*Given instruction*: Please determine how many lines of the material include the word "JSON", and respond with nothing but that number.

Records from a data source
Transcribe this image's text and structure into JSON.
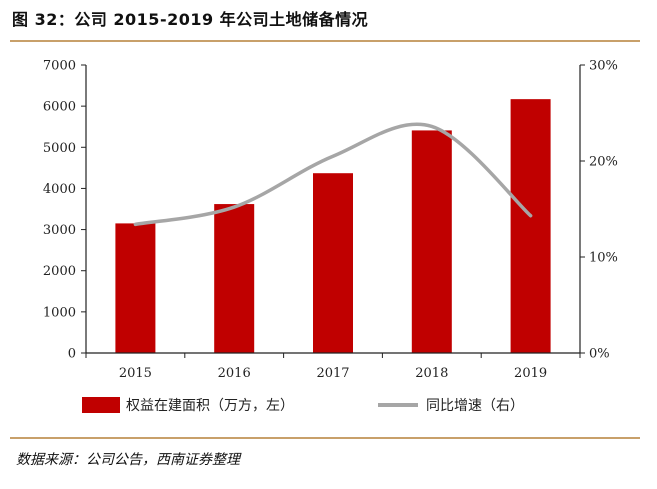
{
  "header": {
    "title": "图 32：公司 2015-2019 年公司土地储备情况"
  },
  "footer": {
    "source": "数据来源：公司公告，西南证券整理"
  },
  "colors": {
    "bar": "#c00000",
    "line": "#a6a6a6",
    "rule": "#c8a06a"
  },
  "chart_data": {
    "type": "bar",
    "title": "",
    "categories": [
      "2015",
      "2016",
      "2017",
      "2018",
      "2019"
    ],
    "series": [
      {
        "name": "权益在建面积（万方，左）",
        "type": "bar",
        "axis": "left",
        "values": [
          3150,
          3620,
          4370,
          5410,
          6170
        ]
      },
      {
        "name": "同比增速（右）",
        "type": "line",
        "axis": "right",
        "values": [
          13.4,
          15.2,
          20.5,
          23.6,
          14.3
        ]
      }
    ],
    "y_left": {
      "ylim": [
        0,
        7000
      ],
      "ticks": [
        "0",
        "1000",
        "2000",
        "3000",
        "4000",
        "5000",
        "6000",
        "7000"
      ]
    },
    "y_right": {
      "ylim": [
        0,
        30
      ],
      "ticks": [
        "0%",
        "10%",
        "20%",
        "30%"
      ]
    },
    "legend": {
      "placement": "bottom"
    },
    "grid": false
  }
}
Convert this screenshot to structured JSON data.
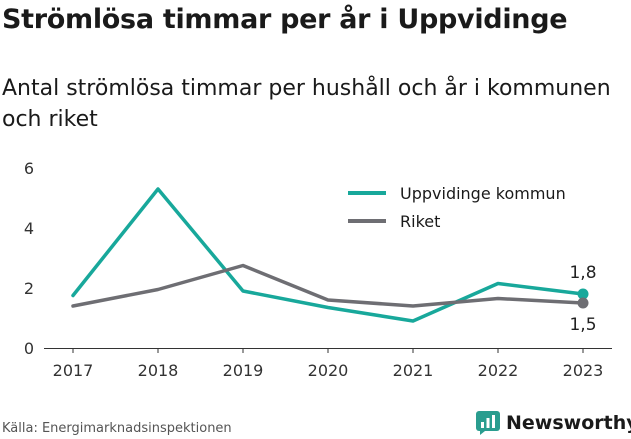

*Exercise response*: 2